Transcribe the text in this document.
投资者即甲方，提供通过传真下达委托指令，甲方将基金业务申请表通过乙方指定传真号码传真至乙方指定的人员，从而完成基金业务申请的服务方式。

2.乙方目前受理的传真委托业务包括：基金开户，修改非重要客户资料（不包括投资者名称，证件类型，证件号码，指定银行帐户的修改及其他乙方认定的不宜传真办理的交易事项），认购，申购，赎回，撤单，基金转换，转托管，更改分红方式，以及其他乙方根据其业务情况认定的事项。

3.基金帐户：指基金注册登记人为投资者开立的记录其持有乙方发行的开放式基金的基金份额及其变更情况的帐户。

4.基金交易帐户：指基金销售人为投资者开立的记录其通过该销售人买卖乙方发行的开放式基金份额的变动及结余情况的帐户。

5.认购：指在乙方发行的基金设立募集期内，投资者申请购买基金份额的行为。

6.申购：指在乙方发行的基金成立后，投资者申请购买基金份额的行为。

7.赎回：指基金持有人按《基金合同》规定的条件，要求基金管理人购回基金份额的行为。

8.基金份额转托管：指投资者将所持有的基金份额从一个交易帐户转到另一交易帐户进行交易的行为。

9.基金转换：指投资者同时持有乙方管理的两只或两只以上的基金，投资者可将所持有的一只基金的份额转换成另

**PROBLEM**
Reproduce all the records precisely.

**FINISHED ANSWER**
Transcribe the text in this document.
投资者即甲方，提供通过传真下达委托指令，甲方将基金业务申请表通过乙方指定传真号码传真至乙方指定的人员，从而完成基金业务申请的服务方式。

2.乙方目前受理的传真委托业务包括：基金开户，修改非重要客户资料（不包括投资者名称，证件类型，证件号码，指定银行帐户的修改及其他乙方认定的不宜传真办理的交易事项），认购，申购，赎回，撤单，基金转换，转托管，更改分红方式，以及其他乙方根据其业务情况认定的事项。

3.基金帐户：指基金注册登记人为投资者开立的记录其持有乙方发行的开放式基金的基金份额及其变更情况的帐户。

4.基金交易帐户：指基金销售人为投资者开立的记录其通过该销售人买卖乙方发行的开放式基金份额的变动及结余情况的帐户。

5.认购：指在乙方发行的基金设立募集期内，投资者申请购买基金份额的行为。

6.申购：指在乙方发行的基金成立后，投资者申请购买基金份额的行为。

7.赎回：指基金持有人按《基金合同》规定的条件，要求基金管理人购回基金份额的行为。

8.基金份额转托管：指投资者将所持有的基金份额从一个交易帐户转到另一交易帐户进行交易的行为。

9.基金转换：指投资者同时持有乙方管理的两只或两只以上的基金，投资者可将所持有的一只基金的份额转换成另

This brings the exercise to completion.